Document segment
## START

Ok, results from one of glennaxl hosts, with 2 GPUs one:

What expected: higher load on first 4 CPUs.
What unexpected - sometimes bigger load on CPUs with higher numbers. Here both groups sometime over-loaded and sometimes not - it's strange.
EDIT:
Actually, cause CPU tasks go w/o affinity, from task to task CPU, assigned for particular bench number can change. So CPU results completely expected! 4 cores always have higher load than 4 another.
Interesting to test x4 build on same host. Here I would expect only 2 overloaded cores instead of 4.
Elapsed times for GPU apps don't allow to chose the best app IMO.
If additional tests on that host possible what I would love to have:
1) benchmark script replaced on something more new, possible samples attached to this post. Lack of CPU times for GPU app is very sad.
2) test-wu6 can be excluded completely. It VLAR-killed anyway.

## END

Stored data:
## START

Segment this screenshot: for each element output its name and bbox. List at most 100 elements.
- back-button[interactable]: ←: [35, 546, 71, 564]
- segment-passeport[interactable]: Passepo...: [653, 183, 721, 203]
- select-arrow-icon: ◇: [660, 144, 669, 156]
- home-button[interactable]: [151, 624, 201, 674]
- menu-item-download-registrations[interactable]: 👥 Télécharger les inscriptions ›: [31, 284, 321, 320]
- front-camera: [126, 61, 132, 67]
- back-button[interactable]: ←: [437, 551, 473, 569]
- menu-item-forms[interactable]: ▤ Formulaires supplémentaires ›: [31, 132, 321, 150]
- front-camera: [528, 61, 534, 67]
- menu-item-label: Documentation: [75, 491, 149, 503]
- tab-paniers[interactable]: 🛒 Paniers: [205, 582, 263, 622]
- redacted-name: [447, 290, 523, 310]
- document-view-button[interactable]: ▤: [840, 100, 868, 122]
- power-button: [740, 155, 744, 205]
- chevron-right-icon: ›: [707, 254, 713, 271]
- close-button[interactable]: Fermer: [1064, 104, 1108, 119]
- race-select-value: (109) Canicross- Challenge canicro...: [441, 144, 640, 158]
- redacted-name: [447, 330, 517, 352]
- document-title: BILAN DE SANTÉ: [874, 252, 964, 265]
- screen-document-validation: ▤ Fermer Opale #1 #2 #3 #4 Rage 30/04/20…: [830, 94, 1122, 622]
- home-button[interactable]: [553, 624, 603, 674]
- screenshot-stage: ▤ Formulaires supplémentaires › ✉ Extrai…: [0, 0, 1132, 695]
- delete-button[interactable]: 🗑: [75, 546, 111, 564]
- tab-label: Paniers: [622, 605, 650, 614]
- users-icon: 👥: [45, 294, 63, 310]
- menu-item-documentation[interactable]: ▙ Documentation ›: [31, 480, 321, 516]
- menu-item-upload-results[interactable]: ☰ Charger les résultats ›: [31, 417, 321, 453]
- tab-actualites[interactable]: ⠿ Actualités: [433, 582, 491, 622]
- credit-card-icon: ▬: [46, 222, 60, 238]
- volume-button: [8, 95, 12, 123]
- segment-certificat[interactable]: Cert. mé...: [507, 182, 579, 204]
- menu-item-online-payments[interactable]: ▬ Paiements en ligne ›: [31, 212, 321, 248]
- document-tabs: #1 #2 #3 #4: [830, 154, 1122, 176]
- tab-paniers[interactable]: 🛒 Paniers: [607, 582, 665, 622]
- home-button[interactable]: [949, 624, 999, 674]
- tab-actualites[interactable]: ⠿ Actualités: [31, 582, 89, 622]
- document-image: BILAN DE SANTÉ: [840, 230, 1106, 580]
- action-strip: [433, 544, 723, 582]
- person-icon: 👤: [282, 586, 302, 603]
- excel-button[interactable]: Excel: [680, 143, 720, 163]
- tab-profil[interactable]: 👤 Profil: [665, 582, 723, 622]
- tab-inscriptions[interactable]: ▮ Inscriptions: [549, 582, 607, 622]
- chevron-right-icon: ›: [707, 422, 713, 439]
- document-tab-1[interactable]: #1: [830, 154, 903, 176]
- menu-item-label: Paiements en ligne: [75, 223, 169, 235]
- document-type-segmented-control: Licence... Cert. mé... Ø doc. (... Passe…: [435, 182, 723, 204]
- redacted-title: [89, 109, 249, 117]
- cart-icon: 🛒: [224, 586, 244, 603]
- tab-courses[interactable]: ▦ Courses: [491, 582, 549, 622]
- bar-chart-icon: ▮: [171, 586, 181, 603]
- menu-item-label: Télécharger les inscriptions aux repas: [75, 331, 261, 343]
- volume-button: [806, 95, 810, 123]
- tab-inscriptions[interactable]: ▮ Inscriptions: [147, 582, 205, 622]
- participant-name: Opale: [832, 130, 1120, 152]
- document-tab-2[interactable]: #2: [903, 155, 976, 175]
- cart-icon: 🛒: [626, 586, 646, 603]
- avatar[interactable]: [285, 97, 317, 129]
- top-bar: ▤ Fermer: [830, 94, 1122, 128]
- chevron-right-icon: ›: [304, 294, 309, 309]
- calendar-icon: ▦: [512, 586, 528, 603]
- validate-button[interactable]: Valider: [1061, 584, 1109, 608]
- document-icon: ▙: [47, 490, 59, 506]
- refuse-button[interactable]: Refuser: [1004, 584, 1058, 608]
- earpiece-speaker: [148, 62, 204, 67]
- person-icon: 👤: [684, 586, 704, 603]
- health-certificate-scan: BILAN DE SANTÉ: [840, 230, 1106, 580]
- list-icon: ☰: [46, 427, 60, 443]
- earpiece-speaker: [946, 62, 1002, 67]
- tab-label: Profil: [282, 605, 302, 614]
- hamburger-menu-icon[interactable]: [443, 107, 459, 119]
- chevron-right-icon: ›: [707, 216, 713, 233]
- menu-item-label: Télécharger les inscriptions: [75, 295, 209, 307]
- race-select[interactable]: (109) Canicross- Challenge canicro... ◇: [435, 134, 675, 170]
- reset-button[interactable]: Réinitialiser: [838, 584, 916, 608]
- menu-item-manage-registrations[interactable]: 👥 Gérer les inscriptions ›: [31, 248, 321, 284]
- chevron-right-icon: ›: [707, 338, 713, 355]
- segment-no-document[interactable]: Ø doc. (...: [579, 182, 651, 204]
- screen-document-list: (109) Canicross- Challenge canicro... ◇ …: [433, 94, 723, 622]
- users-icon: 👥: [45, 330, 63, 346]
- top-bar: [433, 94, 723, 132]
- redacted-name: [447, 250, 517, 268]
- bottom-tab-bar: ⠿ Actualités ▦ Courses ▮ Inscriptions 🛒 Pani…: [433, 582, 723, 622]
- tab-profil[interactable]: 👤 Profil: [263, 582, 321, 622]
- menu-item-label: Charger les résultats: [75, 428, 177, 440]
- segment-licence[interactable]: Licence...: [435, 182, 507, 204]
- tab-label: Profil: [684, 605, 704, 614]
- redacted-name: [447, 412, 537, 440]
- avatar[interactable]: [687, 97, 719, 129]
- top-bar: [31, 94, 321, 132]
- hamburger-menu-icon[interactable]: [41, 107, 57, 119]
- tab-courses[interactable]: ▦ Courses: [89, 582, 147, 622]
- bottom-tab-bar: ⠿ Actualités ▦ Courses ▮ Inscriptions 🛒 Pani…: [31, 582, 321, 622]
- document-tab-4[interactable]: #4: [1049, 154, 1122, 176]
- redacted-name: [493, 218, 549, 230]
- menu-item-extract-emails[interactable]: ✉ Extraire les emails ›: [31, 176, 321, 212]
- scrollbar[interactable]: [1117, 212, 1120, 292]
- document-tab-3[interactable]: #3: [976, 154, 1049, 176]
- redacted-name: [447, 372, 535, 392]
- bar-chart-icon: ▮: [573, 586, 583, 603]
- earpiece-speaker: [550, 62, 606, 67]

## END

Problems to solve
1) Can you sum up the benchmark post in two sentences?
2) Could you output the benchmark post word for word, starting at "What unexpected - sometimes" and ending at "is very sad."?
3) Can you write the next part of the benchmark post, picking up after its last line?

Outputs
1) The poster shares results from a two-GPU host belonging to glennaxl and notes that higher-numbered CPUs sometimes carried more load than expected. A later edit explains this by CPU tasks running without affinity, so four cores always have higher load than the other four, and the poster asks for a newer benchmark script that records CPU times for GPU apps and for test-wu6 to be excluded.

2)
What unexpected - sometimes bigger load on CPUs with higher numbers. Here both groups sometime over-loaded and sometimes not - it's strange.
EDIT:
Actually, cause CPU tasks go w/o affinity, from task to task CPU, assigned for particular bench number can change. So CPU results completely expected! 4 cores always have higher load than 4 another.
Interesting to test x4 build on same host. Here I would expect only 2 overloaded cores instead of 4.
Elapsed times for GPU apps don't allow to chose the best app IMO.
If additional tests on that host possible what I would love to have:
1) benchmark script replaced on something more new, possible samples attached to this post. Lack of CPU times for GPU app is very sad.

3)
3) No need so much work on CPU now. GPU loaded only ~350 seconds and CPU loaded ~1600 seconds total. If CPU would be loaded slightly longer that GPU it would be OK for my purposes and save time for productive crunching

(although nothing wrong with doing all test WUs on CPU too).
4) Slightly changed experiment conditions:
a) single GPU0 run, w/o CPU loaded at all.
b) single GPU0 run with CPU fully loaded as here.
c) separate (it's important) run for V12 with both GPU + all CPU loaded.
d) again, separate run for V12b both GPU, all CPU.
e) separate run for V12b x4, both GPU, all CPU.
Is it possible to perform these additional tests?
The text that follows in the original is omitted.